• **YOUR GOAL**: Return the whole listing, keeping every character the same.

• **DATA RECORDS**:

━━━━━━━━━━━━━━━━

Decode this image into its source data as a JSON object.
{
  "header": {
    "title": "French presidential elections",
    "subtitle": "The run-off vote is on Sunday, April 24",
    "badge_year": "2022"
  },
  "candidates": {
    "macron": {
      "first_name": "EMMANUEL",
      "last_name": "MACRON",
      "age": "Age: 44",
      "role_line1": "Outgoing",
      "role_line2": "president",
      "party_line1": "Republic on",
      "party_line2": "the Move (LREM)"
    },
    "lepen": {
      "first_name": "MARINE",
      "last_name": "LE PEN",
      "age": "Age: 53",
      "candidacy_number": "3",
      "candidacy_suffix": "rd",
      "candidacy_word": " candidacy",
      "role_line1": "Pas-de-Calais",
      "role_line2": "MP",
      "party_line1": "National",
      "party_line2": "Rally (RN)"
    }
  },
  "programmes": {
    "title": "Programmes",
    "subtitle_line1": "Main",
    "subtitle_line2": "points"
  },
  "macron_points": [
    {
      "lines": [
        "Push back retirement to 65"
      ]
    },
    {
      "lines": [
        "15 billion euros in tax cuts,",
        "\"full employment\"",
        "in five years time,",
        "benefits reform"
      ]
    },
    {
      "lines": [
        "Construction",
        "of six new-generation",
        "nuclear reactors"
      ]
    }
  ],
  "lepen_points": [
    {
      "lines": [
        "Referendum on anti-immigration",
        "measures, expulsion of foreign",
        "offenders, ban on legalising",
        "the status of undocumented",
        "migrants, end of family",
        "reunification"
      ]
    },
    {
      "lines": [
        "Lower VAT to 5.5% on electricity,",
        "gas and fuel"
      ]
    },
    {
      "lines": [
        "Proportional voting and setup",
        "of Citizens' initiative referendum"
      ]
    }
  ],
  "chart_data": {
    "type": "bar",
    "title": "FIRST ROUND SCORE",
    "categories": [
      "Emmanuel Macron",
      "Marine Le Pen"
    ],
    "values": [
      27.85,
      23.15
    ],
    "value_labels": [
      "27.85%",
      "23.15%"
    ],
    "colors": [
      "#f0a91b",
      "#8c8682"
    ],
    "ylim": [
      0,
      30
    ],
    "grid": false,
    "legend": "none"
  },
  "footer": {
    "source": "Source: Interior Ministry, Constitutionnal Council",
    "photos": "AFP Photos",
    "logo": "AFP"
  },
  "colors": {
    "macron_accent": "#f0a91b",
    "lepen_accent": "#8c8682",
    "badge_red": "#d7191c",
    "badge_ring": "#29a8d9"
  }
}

━━━━━━━━━━━━━━━━

• **RESPONSE TO THE TASK**:
Decode this image into its source data as a JSON object.
{
  "header": {
    "title": "French presidential elections",
    "subtitle": "The run-off vote is on Sunday, April 24",
    "badge_year": "2022"
  },
  "candidates": {
    "macron": {
      "first_name": "EMMANUEL",
      "last_name": "MACRON",
      "age": "Age: 44",
      "role_line1": "Outgoing",
      "role_line2": "president",
      "party_line1": "Republic on",
      "party_line2": "the Move (LREM)"
    },
    "lepen": {
      "first_name": "MARINE",
      "last_name": "LE PEN",
      "age": "Age: 53",
      "candidacy_number": "3",
      "candidacy_suffix": "rd",
      "candidacy_word": " candidacy",
      "role_line1": "Pas-de-Calais",
      "role_line2": "MP",
      "party_line1": "National",
      "party_line2": "Rally (RN)"
    }
  },
  "programmes": {
    "title": "Programmes",
    "subtitle_line1": "Main",
    "subtitle_line2": "points"
  },
  "macron_points": [
    {
      "lines": [
        "Push back retirement to 65"
      ]
    },
    {
      "lines": [
        "15 billion euros in tax cuts,",
        "\"full employment\"",
        "in five years time,",
        "benefits reform"
      ]
    },
    {
      "lines": [
        "Construction",
        "of six new-generation",
        "nuclear reactors"
      ]
    }
  ],
  "lepen_points": [
    {
      "lines": [
        "Referendum on anti-immigration",
        "measures, expulsion of foreign",
        "offenders, ban on legalising",
        "the status of undocumented",
        "migrants, end of family",
        "reunification"
      ]
    },
    {
      "lines": [
        "Lower VAT to 5.5% on electricity,",
        "gas and fuel"
      ]
    },
    {
      "lines": [
        "Proportional voting and setup",
        "of Citizens' initiative referendum"
      ]
    }
  ],
  "chart_data": {
    "type": "bar",
    "title": "FIRST ROUND SCORE",
    "categories": [
      "Emmanuel Macron",
      "Marine Le Pen"
    ],
    "values": [
      27.85,
      23.15
    ],
    "value_labels": [
      "27.85%",
      "23.15%"
    ],
    "colors": [
      "#f0a91b",
      "#8c8682"
    ],
    "ylim": [
      0,
      30
    ],
    "grid": false,
    "legend": "none"
  },
  "footer": {
    "source": "Source: Interior Ministry, Constitutionnal Council",
    "photos": "AFP Photos",
    "logo": "AFP"
  },
  "colors": {
    "macron_accent": "#f0a91b",
    "lepen_accent": "#8c8682",
    "badge_red": "#d7191c",
    "badge_ring": "#29a8d9"
  }
}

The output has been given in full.